### Exercise
Omit images. Retype all entries verbatim.

-- Extracted information start --

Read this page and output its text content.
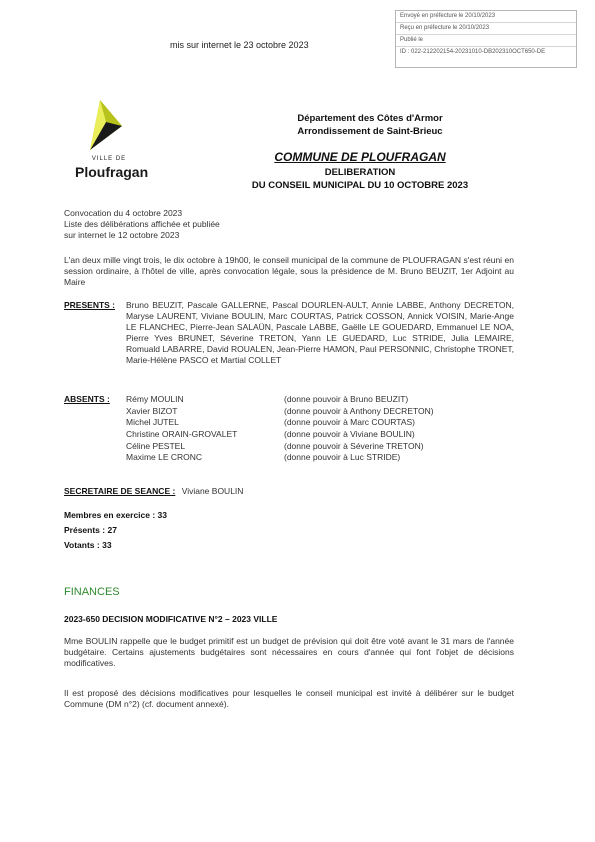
Envoyé en préfecture le 20/10/2023
Reçu en préfecture le 20/10/2023
Publié le
ID : 022-212202154-20231010-DB202310OCT650-DE
mis sur internet le 23 octobre 2023
VILLE DE
Ploufragan
Département des Côtes d'Armor
Arrondissement de Saint-Brieuc
COMMUNE DE PLOUFRAGAN
DELIBERATION
DU CONSEIL MUNICIPAL DU 10 OCTOBRE 2023
Convocation du 4 octobre 2023
Liste des délibérations affichée et publiée
sur internet le 12 octobre 2023
L'an deux mille vingt trois, le dix octobre à 19h00, le conseil municipal de la commune de PLOUFRAGAN s'est réuni en session ordinaire, à l'hôtel de ville, après convocation légale, sous la présidence de M. Bruno BEUZIT, 1er Adjoint au Maire
PRESENTS : Bruno BEUZIT, Pascale GALLERNE, Pascal DOURLEN-AULT, Annie LABBE, Anthony DECRETON, Maryse LAURENT, Viviane BOULIN, Marc COURTAS, Patrick COSSON, Annick VOISIN, Marie-Ange LE FLANCHEC, Pierre-Jean SALAÜN, Pascale LABBE, Gaëlle LE GOUEDARD, Emmanuel LE NOA, Pierre Yves BRUNET, Séverine TRETON, Yann LE GUEDARD, Luc STRIDE, Julia LEMAIRE, Romuald LABARRE, David ROUALEN, Jean-Pierre HAMON, Paul PERSONNIC, Christophe TRONET, Marie-Hélène PASCO et Martial COLLET
ABSENTS : Rémy MOULIN	(donne pouvoir à Bruno BEUZIT)
Xavier BIZOT	(donne pouvoir à Anthony DECRETON)
Michel JUTEL	(donne pouvoir à Marc COURTAS)
Christine ORAIN-GROVALET	(donne pouvoir à Viviane BOULIN)
Céline PESTEL	(donne pouvoir à Séverine TRETON)
Maxime LE CRONC	(donne pouvoir à Luc STRIDE)
SECRETAIRE DE SEANCE : Viviane BOULIN
Membres en exercice : 33
Présents : 27
Votants : 33
FINANCES
2023-650 DECISION MODIFICATIVE N°2 – 2023 VILLE
Mme BOULIN rappelle que le budget primitif est un budget de prévision qui doit être voté avant le 31 mars de l'année budgétaire. Certains ajustements budgétaires sont nécessaires en cours d'année qui font l'objet de décisions modificatives.
Il est proposé des décisions modificatives pour lesquelles le conseil municipal est invité à délibérer sur le budget Commune (DM n°2) (cf. document annexé).
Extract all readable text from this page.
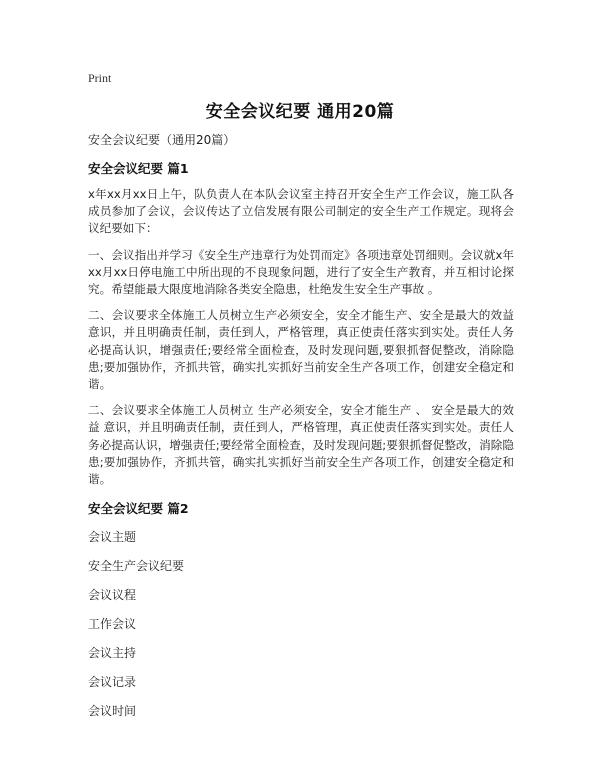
Print
安全会议纪要 通用20篇

安全会议纪要（通用20篇）

安全会议纪要 篇1

x年xx月xx日上午，队负责人在本队会议室主持召开安全生产工作会议，施工队各成员参加了会议，会议传达了立信发展有限公司制定的安全生产工作规定。现将会议纪要如下：

一、会议指出并学习《安全生产违章行为处罚而定》各项违章处罚细则。会议就x年xx月xx日停电施工中所出现的不良现象问题，进行了安全生产教育，并互相讨论探究。希望能最大限度地消除各类安全隐患，杜绝发生安全生产事故 。

二、会议要求全体施工人员树立生产必须安全，安全才能生产、安全是最大的效益意识，并且明确责任制，责任到人，严格管理，真正使责任落实到实处。责任人务必提高认识，增强责任;要经常全面检查，及时发现问题,要狠抓督促整改，消除隐患;要加强协作，齐抓共管，确实扎实抓好当前安全生产各项工作，创建安全稳定和谐。

二、会议要求全体施工人员树立 生产必须安全，安全才能生产 、 安全是最大的效益 意识，并且明确责任制，责任到人，严格管理，真正使责任落实到实处。责任人务必提高认识，增强责任;要经常全面检查，及时发现问题;要狠抓督促整改，消除隐患;要加强协作，齐抓共管，确实扎实抓好当前安全生产各项工作，创建安全稳定和谐。

安全会议纪要 篇2

会议主题

安全生产会议纪要

会议议程

工作会议

会议主持

会议记录

会议时间
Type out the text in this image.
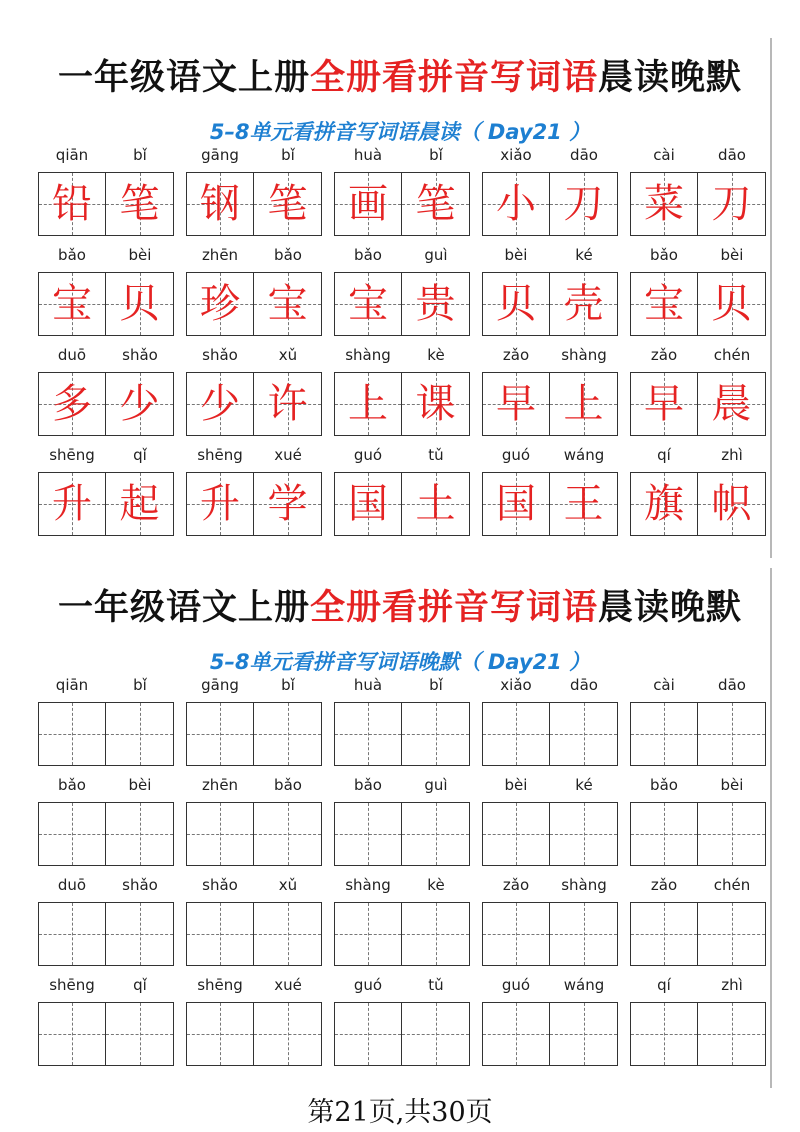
一年级语文上册全册看拼音写词语晨读晚默
5–8单元看拼音写词语晨读（ Day21 ）
qiān	bǐ
铅 笔
gāng	bǐ
钢 笔
huà	bǐ
画 笔
xiǎo	dāo
小 刀
cài	dāo
菜 刀
bǎo	bèi
宝 贝
zhēn	bǎo
珍 宝
bǎo	guì
宝 贵
bèi	ké
贝 壳
bǎo	bèi
宝 贝
duō	shǎo
多 少
shǎo	xǔ
少 许
shàng	kè
上 课
zǎo	shàng
早 上
zǎo	chén
早 晨
shēng	qǐ
升 起
shēng	xué
升 学
guó	tǔ
国 土
guó	wáng
国 王
qí	zhì
旗 帜
一年级语文上册全册看拼音写词语晨读晚默
5–8单元看拼音写词语晚默（ Day21 ）
qiān	bǐ	gāng	bǐ	huà	bǐ	xiǎo	dāo	cài	dāo
bǎo	bèi	zhēn	bǎo	bǎo	guì	bèi	ké	bǎo	bèi
duō	shǎo	shǎo	xǔ	shàng	kè	zǎo	shàng	zǎo	chén
shēng	qǐ	shēng	xué	guó	tǔ	guó	wáng	qí	zhì
第21页,共30页
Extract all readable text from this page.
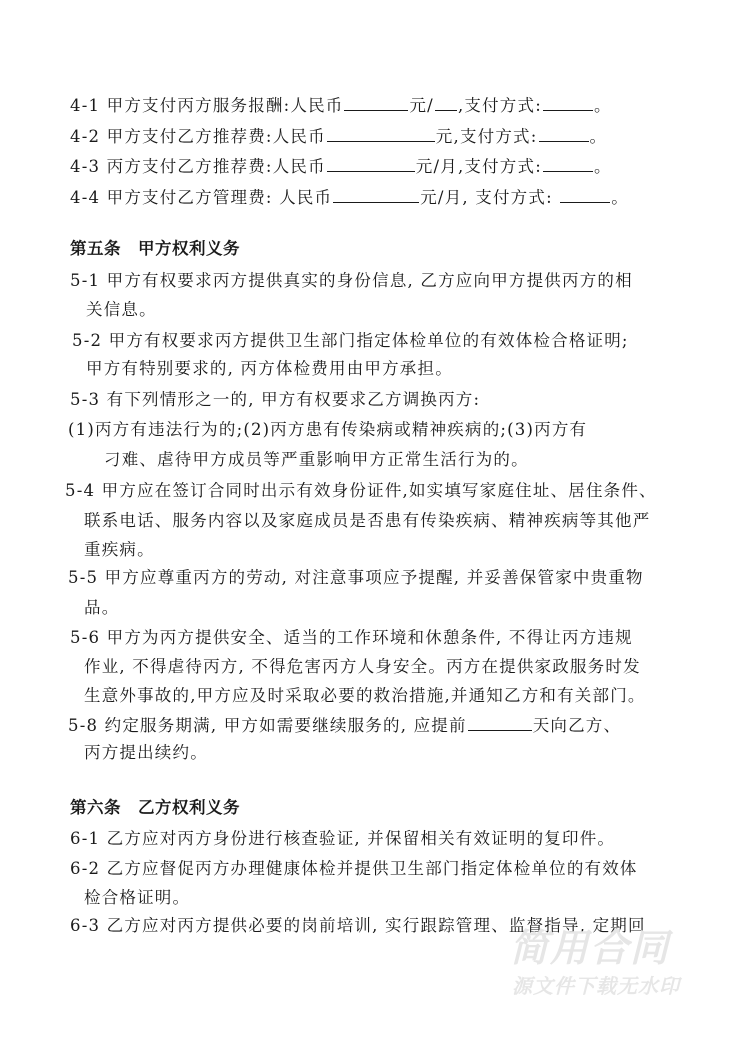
4-1 甲方支付丙方服务报酬:人民币	元/ ,支付方式:	。
4-2 甲方支付乙方推荐费:人民币	元,支付方式:	。
4-3 丙方支付乙方推荐费:人民币	元/月,支付方式:	。
4-4 甲方支付乙方管理费: 人民币	元/月, 支付方式:	。
第五条　甲方权利义务
5-1 甲方有权要求丙方提供真实的身份信息, 乙方应向甲方提供丙方的相
关信息。
5-2 甲方有权要求丙方提供卫生部门指定体检单位的有效体检合格证明;
甲方有特别要求的, 丙方体检费用由甲方承担。
5-3 有下列情形之一的, 甲方有权要求乙方调换丙方:
(1)丙方有违法行为的;(2)丙方患有传染病或精神疾病的;(3)丙方有
刁难、虐待甲方成员等严重影响甲方正常生活行为的。
5-4 甲方应在签订合同时出示有效身份证件,如实填写家庭住址、居住条件、
联系电话、服务内容以及家庭成员是否患有传染疾病、精神疾病等其他严
重疾病。
5-5 甲方应尊重丙方的劳动, 对注意事项应予提醒, 并妥善保管家中贵重物
品。
5-6 甲方为丙方提供安全、适当的工作环境和休憩条件, 不得让丙方违规
作业, 不得虐待丙方, 不得危害丙方人身安全。丙方在提供家政服务时发
生意外事故的,甲方应及时采取必要的救治措施,并通知乙方和有关部门。
5-8 约定服务期满, 甲方如需要继续服务的, 应提前	天向乙方、
丙方提出续约。
第六条　乙方权利义务
6-1 乙方应对丙方身份进行核查验证, 并保留相关有效证明的复印件。
6-2 乙方应督促丙方办理健康体检并提供卫生部门指定体检单位的有效体
检合格证明。
6-3 乙方应对丙方提供必要的岗前培训, 实行跟踪管理、监督指导, 定期回
简用合同
源文件下载无水印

-- Extracted information end --

### Solution to the exercise
Read this page and output its text content.
Envoyé en préfecture le 20/10/2023
Reçu en préfecture le 20/10/2023
Publié le
ID : 022-212202154-20231010-DB202310OCT650-DE
mis sur internet le 23 octobre 2023
VILLE DE
Ploufragan
Département des Côtes d'Armor
Arrondissement de Saint-Brieuc
COMMUNE DE PLOUFRAGAN
DELIBERATION
DU CONSEIL MUNICIPAL DU 10 OCTOBRE 2023
Convocation du 4 octobre 2023
Liste des délibérations affichée et publiée
sur internet le 12 octobre 2023
L'an deux mille vingt trois, le dix octobre à 19h00, le conseil municipal de la commune de PLOUFRAGAN s'est réuni en session ordinaire, à l'hôtel de ville, après convocation légale, sous la présidence de M. Bruno BEUZIT, 1er Adjoint au Maire
PRESENTS : Bruno BEUZIT, Pascale GALLERNE, Pascal DOURLEN-AULT, Annie LABBE, Anthony DECRETON, Maryse LAURENT, Viviane BOULIN, Marc COURTAS, Patrick COSSON, Annick VOISIN, Marie-Ange LE FLANCHEC, Pierre-Jean SALAÜN, Pascale LABBE, Gaëlle LE GOUEDARD, Emmanuel LE NOA, Pierre Yves BRUNET, Séverine TRETON, Yann LE GUEDARD, Luc STRIDE, Julia LEMAIRE, Romuald LABARRE, David ROUALEN, Jean-Pierre HAMON, Paul PERSONNIC, Christophe TRONET, Marie-Hélène PASCO et Martial COLLET
ABSENTS : Rémy MOULIN	(donne pouvoir à Bruno BEUZIT)
Xavier BIZOT	(donne pouvoir à Anthony DECRETON)
Michel JUTEL	(donne pouvoir à Marc COURTAS)
Christine ORAIN-GROVALET	(donne pouvoir à Viviane BOULIN)
Céline PESTEL	(donne pouvoir à Séverine TRETON)
Maxime LE CRONC	(donne pouvoir à Luc STRIDE)
SECRETAIRE DE SEANCE : Viviane BOULIN
Membres en exercice : 33
Présents : 27
Votants : 33
FINANCES
2023-650 DECISION MODIFICATIVE N°2 – 2023 VILLE
Mme BOULIN rappelle que le budget primitif est un budget de prévision qui doit être voté avant le 31 mars de l'année budgétaire. Certains ajustements budgétaires sont nécessaires en cours d'année qui font l'objet de décisions modificatives.
Il est proposé des décisions modificatives pour lesquelles le conseil municipal est invité à délibérer sur le budget Commune (DM n°2) (cf. document annexé).
Extract all readable text from this page.
Print
安全会议纪要 通用20篇

安全会议纪要（通用20篇）

安全会议纪要 篇1

x年xx月xx日上午，队负责人在本队会议室主持召开安全生产工作会议，施工队各成员参加了会议，会议传达了立信发展有限公司制定的安全生产工作规定。现将会议纪要如下：

一、会议指出并学习《安全生产违章行为处罚而定》各项违章处罚细则。会议就x年xx月xx日停电施工中所出现的不良现象问题，进行了安全生产教育，并互相讨论探究。希望能最大限度地消除各类安全隐患，杜绝发生安全生产事故 。

二、会议要求全体施工人员树立生产必须安全，安全才能生产、安全是最大的效益意识，并且明确责任制，责任到人，严格管理，真正使责任落实到实处。责任人务必提高认识，增强责任;要经常全面检查，及时发现问题,要狠抓督促整改，消除隐患;要加强协作，齐抓共管，确实扎实抓好当前安全生产各项工作，创建安全稳定和谐。

二、会议要求全体施工人员树立 生产必须安全，安全才能生产 、 安全是最大的效益 意识，并且明确责任制，责任到人，严格管理，真正使责任落实到实处。责任人务必提高认识，增强责任;要经常全面检查，及时发现问题;要狠抓督促整改，消除隐患;要加强协作，齐抓共管，确实扎实抓好当前安全生产各项工作，创建安全稳定和谐。

安全会议纪要 篇2

会议主题

安全生产会议纪要

会议议程

工作会议

会议主持

会议记录

会议时间
Type out the text in this image.
一年级语文上册全册看拼音写词语晨读晚默
5–8单元看拼音写词语晨读（ Day21 ）
qiān	bǐ
铅 笔
gāng	bǐ
钢 笔
huà	bǐ
画 笔
xiǎo	dāo
小 刀
cài	dāo
菜 刀
bǎo	bèi
宝 贝
zhēn	bǎo
珍 宝
bǎo	guì
宝 贵
bèi	ké
贝 壳
bǎo	bèi
宝 贝
duō	shǎo
多 少
shǎo	xǔ
少 许
shàng	kè
上 课
zǎo	shàng
早 上
zǎo	chén
早 晨
shēng	qǐ
升 起
shēng	xué
升 学
guó	tǔ
国 土
guó	wáng
国 王
qí	zhì
旗 帜
一年级语文上册全册看拼音写词语晨读晚默
5–8单元看拼音写词语晚默（ Day21 ）
qiān	bǐ	gāng	bǐ	huà	bǐ	xiǎo	dāo	cài	dāo
bǎo	bèi	zhēn	bǎo	bǎo	guì	bèi	ké	bǎo	bèi
duō	shǎo	shǎo	xǔ	shàng	kè	zǎo	shàng	zǎo	chén
shēng	qǐ	shēng	xué	guó	tǔ	guó	wáng	qí	zhì
第21页,共30页
Extract all readable text from this page.
4-1 甲方支付丙方服务报酬:人民币	元/ ,支付方式:	。
4-2 甲方支付乙方推荐费:人民币	元,支付方式:	。
4-3 丙方支付乙方推荐费:人民币	元/月,支付方式:	。
4-4 甲方支付乙方管理费: 人民币	元/月, 支付方式:	。
第五条　甲方权利义务
5-1 甲方有权要求丙方提供真实的身份信息, 乙方应向甲方提供丙方的相
关信息。
5-2 甲方有权要求丙方提供卫生部门指定体检单位的有效体检合格证明;
甲方有特别要求的, 丙方体检费用由甲方承担。
5-3 有下列情形之一的, 甲方有权要求乙方调换丙方:
(1)丙方有违法行为的;(2)丙方患有传染病或精神疾病的;(3)丙方有
刁难、虐待甲方成员等严重影响甲方正常生活行为的。
5-4 甲方应在签订合同时出示有效身份证件,如实填写家庭住址、居住条件、
联系电话、服务内容以及家庭成员是否患有传染疾病、精神疾病等其他严
重疾病。
5-5 甲方应尊重丙方的劳动, 对注意事项应予提醒, 并妥善保管家中贵重物
品。
5-6 甲方为丙方提供安全、适当的工作环境和休憩条件, 不得让丙方违规
作业, 不得虐待丙方, 不得危害丙方人身安全。丙方在提供家政服务时发
生意外事故的,甲方应及时采取必要的救治措施,并通知乙方和有关部门。
5-8 约定服务期满, 甲方如需要继续服务的, 应提前	天向乙方、
丙方提出续约。
第六条　乙方权利义务
6-1 乙方应对丙方身份进行核查验证, 并保留相关有效证明的复印件。
6-2 乙方应督促丙方办理健康体检并提供卫生部门指定体检单位的有效体
检合格证明。
6-3 乙方应对丙方提供必要的岗前培训, 实行跟踪管理、监督指导, 定期回
简用合同
源文件下载无水印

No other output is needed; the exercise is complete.